[Begin RECORDS FOR PROCESSING]

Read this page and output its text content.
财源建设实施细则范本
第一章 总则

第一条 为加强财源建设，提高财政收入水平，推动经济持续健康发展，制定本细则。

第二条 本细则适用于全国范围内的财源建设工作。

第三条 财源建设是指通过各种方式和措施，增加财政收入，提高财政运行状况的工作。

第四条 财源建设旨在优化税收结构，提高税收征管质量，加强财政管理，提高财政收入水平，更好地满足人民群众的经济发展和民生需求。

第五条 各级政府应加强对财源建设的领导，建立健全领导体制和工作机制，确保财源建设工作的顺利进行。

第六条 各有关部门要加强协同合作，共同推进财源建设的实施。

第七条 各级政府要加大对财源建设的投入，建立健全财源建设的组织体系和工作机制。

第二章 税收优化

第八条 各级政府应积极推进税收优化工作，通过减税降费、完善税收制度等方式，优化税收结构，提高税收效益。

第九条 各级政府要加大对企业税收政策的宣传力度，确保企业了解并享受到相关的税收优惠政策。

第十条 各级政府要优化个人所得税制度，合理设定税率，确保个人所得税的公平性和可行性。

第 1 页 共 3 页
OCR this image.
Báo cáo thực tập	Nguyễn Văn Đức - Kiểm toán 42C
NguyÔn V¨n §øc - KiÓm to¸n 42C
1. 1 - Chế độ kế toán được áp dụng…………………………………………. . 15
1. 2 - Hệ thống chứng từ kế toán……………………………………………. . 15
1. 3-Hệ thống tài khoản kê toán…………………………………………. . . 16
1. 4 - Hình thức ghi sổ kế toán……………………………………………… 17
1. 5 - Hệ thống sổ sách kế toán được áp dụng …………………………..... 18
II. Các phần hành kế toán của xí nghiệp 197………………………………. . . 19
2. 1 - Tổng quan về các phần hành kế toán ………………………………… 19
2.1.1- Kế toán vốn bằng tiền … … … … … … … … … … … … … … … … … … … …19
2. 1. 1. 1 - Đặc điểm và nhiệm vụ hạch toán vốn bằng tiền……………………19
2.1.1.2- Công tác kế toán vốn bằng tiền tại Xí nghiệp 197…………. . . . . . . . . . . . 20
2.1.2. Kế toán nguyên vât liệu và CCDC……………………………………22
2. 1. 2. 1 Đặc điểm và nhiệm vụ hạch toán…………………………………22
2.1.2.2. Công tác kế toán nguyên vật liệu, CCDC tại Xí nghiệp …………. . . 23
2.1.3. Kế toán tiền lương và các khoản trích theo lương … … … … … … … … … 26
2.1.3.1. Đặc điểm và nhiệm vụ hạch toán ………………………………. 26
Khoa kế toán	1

[End RECORDS FOR PROCESSING]

◆ **EXERCISE GOAL**
Repeat the preceding lines exactly, please, every one of them.

◆ **WORKED ANSWER**
Read this page and output its text content.
财源建设实施细则范本
第一章 总则

第一条 为加强财源建设，提高财政收入水平，推动经济持续健康发展，制定本细则。

第二条 本细则适用于全国范围内的财源建设工作。

第三条 财源建设是指通过各种方式和措施，增加财政收入，提高财政运行状况的工作。

第四条 财源建设旨在优化税收结构，提高税收征管质量，加强财政管理，提高财政收入水平，更好地满足人民群众的经济发展和民生需求。

第五条 各级政府应加强对财源建设的领导，建立健全领导体制和工作机制，确保财源建设工作的顺利进行。

第六条 各有关部门要加强协同合作，共同推进财源建设的实施。

第七条 各级政府要加大对财源建设的投入，建立健全财源建设的组织体系和工作机制。

第二章 税收优化

第八条 各级政府应积极推进税收优化工作，通过减税降费、完善税收制度等方式，优化税收结构，提高税收效益。

第九条 各级政府要加大对企业税收政策的宣传力度，确保企业了解并享受到相关的税收优惠政策。

第十条 各级政府要优化个人所得税制度，合理设定税率，确保个人所得税的公平性和可行性。

第 1 页 共 3 页
OCR this image.
Báo cáo thực tập	Nguyễn Văn Đức - Kiểm toán 42C
NguyÔn V¨n §øc - KiÓm to¸n 42C
1. 1 - Chế độ kế toán được áp dụng…………………………………………. . 15
1. 2 - Hệ thống chứng từ kế toán……………………………………………. . 15
1. 3-Hệ thống tài khoản kê toán…………………………………………. . . 16
1. 4 - Hình thức ghi sổ kế toán……………………………………………… 17
1. 5 - Hệ thống sổ sách kế toán được áp dụng …………………………..... 18
II. Các phần hành kế toán của xí nghiệp 197………………………………. . . 19
2. 1 - Tổng quan về các phần hành kế toán ………………………………… 19
2.1.1- Kế toán vốn bằng tiền … … … … … … … … … … … … … … … … … … … …19
2. 1. 1. 1 - Đặc điểm và nhiệm vụ hạch toán vốn bằng tiền……………………19
2.1.1.2- Công tác kế toán vốn bằng tiền tại Xí nghiệp 197…………. . . . . . . . . . . . 20
2.1.2. Kế toán nguyên vât liệu và CCDC……………………………………22
2. 1. 2. 1 Đặc điểm và nhiệm vụ hạch toán…………………………………22
2.1.2.2. Công tác kế toán nguyên vật liệu, CCDC tại Xí nghiệp …………. . . 23
2.1.3. Kế toán tiền lương và các khoản trích theo lương … … … … … … … … … 26
2.1.3.1. Đặc điểm và nhiệm vụ hạch toán ………………………………. 26
Khoa kế toán	1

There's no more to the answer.